» **Source extract**

((

I-31. Gun-Free Schools and the Regulation of Deadly Weapons. The Association believes that our communities, schools, and students are safer when common sense gun regulations are in place. The Association supports banning assault weapons, limiting the capacity of ammunition magazines, requiring background checks and a waiting period for all gun purchases, and creating a national database of gun sales.
I-46. Elimination of Discrimination. The Association is committed to the elimination of discrimination based on race, gender, ethnicity, economic status, religion, disability, sexual orientation, gender identification, age, and all other forms of discrimination. The Association encourages its members and all other members of the educational community to engage in necessary conversations in order to examine assumptions, prejudices, discriminatory practices, and their effects. The Association believes that sanctions are both justified and necessary against governments, organizations, businesses, and/or groups that utilize or support discriminatory practices.
New I. Racial Justice. The National Education Association believes in the necessity of racial healing to strengthen our society as a whole. Racial justice in education and throughout the United States will be realized when we ensure systematic fair treatment resulting in equitable opportunities and outcomes for people of all races. The Association acknowledges that both historical and current practices have systematically advantaged and privileged people of white European ancestry while disadvantaging and denying rights, opportunities, and equality for people of color. Implemented through both policies and laws, these biased practices have been manifested in the conditions our students and educators face in their schools and communities.

))

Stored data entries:

((

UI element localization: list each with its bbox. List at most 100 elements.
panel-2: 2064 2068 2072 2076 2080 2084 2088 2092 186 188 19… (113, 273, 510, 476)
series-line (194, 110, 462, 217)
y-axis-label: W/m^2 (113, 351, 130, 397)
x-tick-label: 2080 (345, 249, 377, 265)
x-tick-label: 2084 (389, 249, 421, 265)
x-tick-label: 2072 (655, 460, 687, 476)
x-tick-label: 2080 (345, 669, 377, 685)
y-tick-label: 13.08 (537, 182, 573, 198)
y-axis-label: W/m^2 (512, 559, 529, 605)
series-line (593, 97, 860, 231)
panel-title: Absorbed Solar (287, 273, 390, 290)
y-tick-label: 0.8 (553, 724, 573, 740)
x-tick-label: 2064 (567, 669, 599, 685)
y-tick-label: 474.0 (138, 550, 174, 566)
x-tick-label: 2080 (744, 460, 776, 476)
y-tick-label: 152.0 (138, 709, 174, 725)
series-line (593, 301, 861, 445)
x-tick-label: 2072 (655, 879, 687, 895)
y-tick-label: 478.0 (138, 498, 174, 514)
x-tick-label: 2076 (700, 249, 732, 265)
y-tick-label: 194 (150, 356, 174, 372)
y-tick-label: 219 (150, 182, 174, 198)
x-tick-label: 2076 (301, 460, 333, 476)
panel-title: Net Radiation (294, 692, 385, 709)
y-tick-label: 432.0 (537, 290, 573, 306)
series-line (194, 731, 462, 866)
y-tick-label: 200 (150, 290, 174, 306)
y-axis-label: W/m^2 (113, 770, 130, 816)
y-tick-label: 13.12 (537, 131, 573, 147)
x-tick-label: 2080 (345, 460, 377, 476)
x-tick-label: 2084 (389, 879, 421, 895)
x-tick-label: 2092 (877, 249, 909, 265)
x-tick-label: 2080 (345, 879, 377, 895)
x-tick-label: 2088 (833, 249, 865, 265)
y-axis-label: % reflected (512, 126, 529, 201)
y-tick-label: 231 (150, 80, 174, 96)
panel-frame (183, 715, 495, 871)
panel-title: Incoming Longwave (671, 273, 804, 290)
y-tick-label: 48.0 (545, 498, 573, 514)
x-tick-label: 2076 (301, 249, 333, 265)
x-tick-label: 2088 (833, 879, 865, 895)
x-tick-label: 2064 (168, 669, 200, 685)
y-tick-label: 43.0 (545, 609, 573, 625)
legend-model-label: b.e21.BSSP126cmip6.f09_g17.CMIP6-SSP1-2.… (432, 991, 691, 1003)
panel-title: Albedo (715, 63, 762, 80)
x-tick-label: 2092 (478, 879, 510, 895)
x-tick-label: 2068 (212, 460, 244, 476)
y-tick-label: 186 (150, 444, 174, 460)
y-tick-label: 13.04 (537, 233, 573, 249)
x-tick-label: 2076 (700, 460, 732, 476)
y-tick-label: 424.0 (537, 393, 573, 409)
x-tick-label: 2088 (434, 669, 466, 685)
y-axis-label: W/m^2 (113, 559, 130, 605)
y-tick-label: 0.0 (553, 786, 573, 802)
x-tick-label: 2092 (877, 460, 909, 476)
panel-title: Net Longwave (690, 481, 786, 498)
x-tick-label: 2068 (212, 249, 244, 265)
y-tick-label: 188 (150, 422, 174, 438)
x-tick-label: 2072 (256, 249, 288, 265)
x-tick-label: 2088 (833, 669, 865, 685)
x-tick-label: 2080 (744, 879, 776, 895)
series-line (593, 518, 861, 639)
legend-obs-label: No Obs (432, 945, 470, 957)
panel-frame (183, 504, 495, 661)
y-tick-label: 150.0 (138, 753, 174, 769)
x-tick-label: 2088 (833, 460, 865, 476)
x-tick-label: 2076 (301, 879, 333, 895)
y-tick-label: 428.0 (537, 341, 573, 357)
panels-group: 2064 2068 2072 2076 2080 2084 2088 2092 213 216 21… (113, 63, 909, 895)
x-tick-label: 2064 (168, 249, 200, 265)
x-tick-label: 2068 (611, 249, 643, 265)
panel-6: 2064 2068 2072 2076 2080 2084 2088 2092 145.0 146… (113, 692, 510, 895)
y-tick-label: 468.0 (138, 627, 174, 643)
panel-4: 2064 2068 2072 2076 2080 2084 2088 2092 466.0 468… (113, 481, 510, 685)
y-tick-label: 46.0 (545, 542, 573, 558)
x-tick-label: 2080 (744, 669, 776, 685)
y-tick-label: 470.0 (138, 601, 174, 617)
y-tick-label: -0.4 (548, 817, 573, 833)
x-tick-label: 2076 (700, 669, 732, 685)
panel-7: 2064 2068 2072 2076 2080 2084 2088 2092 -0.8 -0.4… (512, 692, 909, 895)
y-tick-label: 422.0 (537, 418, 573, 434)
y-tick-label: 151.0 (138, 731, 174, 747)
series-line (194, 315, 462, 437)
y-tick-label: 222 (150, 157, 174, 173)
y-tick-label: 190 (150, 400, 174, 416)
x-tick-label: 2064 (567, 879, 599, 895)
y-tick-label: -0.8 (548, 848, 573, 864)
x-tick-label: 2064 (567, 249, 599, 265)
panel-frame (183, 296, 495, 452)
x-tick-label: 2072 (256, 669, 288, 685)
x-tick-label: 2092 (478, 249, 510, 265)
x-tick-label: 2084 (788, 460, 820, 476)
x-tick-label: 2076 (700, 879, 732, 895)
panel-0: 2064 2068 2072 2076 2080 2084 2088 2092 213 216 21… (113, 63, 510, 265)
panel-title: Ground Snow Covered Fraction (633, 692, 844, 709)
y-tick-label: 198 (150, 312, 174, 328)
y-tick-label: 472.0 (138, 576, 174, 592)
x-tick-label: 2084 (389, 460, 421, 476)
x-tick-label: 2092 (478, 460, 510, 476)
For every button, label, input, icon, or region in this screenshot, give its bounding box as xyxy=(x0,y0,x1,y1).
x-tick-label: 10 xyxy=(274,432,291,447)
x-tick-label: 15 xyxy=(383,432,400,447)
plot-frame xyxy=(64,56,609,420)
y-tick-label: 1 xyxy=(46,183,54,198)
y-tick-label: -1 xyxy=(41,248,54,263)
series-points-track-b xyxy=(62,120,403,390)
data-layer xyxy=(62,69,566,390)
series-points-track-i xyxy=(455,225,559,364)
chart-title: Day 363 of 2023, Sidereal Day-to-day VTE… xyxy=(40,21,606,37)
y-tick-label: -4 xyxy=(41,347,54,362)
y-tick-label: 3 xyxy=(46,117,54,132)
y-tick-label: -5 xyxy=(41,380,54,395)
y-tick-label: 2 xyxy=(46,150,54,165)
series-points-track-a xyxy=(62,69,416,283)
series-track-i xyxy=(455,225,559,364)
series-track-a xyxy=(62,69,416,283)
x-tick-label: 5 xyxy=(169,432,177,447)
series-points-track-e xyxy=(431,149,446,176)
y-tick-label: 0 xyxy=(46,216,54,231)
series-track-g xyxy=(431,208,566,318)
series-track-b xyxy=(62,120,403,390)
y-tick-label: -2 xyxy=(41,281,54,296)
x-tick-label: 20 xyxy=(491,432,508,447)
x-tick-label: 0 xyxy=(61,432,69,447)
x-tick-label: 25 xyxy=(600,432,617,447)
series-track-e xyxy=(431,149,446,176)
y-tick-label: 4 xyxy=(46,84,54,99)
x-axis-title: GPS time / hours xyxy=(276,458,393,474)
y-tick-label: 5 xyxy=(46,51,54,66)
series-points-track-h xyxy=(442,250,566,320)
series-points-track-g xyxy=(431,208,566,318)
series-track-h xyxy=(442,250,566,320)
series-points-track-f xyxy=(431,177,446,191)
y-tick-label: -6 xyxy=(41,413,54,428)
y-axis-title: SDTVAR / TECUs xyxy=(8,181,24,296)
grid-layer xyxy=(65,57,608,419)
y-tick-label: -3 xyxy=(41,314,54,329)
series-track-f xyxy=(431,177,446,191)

))

» **Work to complete**
1. Do these statements agree with the NEA resolutions excerpt? (a) The Association supports creating a national database of gun sales. (b) The Association opposes sanctions against groups that support discriminatory practices. (c) The Racial Justice resolution says the biased practices were implemented through laws alone. Answer yes or no for each, quoting the deciding words.
2. Can you carry the NEA resolutions excerpt forward with the passage that would come after its final sentence?

» **Answers by item number**
1.
(a) Yes: "creating a national database of gun sales"
(b) No: "The Association believes that sanctions are both justified and necessary against governments, organizations, businesses, and/or groups that utilize or support discriminatory practices."
(c) No: "Implemented through both policies and laws"

2.
The Association believes that honest and open conversations about the sources of institutional racism that continue to threaten equity, fairness, and justice in our nation are necessary to produce the critical changes needed to achieve racial healing and justice.
The Association encourages its affiliates to educate members about the ways race privileges certain people. The Association also encourages its affiliates to work with family and student partners to develop, initiate, and promote programs that will lead us to repair, heal, organize, and advocate to achieve racial justice so that every student and educator may fulfill their full potential.
I-52. Right of Redress for Descendants of Slaves. The Association believes that the descendants of those subjected to slavery in the U.S. have the right to redress for the injustices inflicted upon their ancestors.
I-57. Linguistic Diversity. The Association believes that efforts to legislate English as the official language disregard cultural pluralism; deprive those in need of education, social services, and employment; and must be challenged.
I-60. Equal Opportunity for Women. The Association supports an amendment to the U.S. Constitution (such as the Equal Rights Amendment). The Association urges its affiliates to support ratification of such an amendment. The Association also supports the enactment andfull funding of the Women’s Educational Equity Act. The Association believes that the Equal Employment Opportunity Commission must have cease-and-desist authority to act in all cases of discrimination based on race, creed, color, age, national origin, sexual orientation, gender identity, and gender.
The above text is excerpted from NEA Resolutions adopted at the 2017 National Education Association Convention. Much language has been omitted, but no words have been added or changed.